__THE REQUEST__
Scan the data beneath this task and copy each line that includes "是必然推理".

__Entries from a dataset__
— Begin —

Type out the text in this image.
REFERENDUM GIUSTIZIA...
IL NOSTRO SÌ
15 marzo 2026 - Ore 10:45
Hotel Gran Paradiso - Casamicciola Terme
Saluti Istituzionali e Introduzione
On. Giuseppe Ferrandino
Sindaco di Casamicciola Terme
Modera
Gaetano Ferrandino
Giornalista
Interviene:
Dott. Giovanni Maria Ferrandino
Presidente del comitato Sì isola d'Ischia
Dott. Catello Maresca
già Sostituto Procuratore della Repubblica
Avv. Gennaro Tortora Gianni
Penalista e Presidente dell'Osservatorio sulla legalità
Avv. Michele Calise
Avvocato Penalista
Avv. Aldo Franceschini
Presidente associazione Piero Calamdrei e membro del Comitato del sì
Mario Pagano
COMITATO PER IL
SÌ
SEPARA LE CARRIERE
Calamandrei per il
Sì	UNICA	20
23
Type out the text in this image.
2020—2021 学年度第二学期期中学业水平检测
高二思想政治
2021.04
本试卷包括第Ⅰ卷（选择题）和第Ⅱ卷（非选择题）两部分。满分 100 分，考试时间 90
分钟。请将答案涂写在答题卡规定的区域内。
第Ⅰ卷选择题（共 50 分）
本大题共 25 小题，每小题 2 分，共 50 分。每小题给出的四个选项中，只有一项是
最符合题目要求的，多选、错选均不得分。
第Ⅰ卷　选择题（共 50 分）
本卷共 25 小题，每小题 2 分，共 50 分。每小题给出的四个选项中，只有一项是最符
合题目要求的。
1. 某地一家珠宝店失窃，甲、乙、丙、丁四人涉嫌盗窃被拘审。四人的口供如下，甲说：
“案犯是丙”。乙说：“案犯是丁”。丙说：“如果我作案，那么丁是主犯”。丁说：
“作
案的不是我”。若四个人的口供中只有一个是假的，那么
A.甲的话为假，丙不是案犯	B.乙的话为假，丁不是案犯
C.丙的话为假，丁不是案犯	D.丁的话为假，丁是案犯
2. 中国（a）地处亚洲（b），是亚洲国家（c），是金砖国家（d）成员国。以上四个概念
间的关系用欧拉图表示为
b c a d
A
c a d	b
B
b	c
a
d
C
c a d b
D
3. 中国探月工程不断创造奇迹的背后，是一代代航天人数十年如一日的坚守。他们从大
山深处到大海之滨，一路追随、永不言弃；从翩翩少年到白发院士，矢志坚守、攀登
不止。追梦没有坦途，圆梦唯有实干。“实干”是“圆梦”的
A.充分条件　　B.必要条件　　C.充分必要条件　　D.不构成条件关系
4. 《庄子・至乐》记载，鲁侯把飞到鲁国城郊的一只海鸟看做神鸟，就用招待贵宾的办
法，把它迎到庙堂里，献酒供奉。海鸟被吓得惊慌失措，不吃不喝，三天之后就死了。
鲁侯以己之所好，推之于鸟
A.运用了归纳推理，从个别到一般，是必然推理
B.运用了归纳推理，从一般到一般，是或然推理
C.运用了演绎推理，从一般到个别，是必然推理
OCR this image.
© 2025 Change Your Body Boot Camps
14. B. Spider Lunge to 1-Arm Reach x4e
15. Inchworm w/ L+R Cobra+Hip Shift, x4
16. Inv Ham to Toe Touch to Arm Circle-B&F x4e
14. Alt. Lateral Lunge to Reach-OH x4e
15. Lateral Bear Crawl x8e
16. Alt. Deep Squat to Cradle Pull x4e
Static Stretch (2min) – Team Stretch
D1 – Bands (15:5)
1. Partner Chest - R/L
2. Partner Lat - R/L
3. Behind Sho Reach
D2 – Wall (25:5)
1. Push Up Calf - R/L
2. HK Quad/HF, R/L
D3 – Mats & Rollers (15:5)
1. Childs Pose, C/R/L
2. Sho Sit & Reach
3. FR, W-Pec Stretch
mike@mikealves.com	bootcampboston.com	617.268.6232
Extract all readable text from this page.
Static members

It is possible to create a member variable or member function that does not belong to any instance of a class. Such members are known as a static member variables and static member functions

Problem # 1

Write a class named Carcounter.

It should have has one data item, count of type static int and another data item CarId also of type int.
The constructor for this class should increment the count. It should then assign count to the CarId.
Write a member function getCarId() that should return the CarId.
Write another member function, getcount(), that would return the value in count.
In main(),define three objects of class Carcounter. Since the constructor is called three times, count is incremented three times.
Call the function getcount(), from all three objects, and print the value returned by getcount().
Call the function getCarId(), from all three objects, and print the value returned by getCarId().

— End —

__ANSWER TO THE PROBLEM__
A.运用了归纳推理，从个别到一般，是必然推理
C.运用了演绎推理，从一般到个别，是必然推理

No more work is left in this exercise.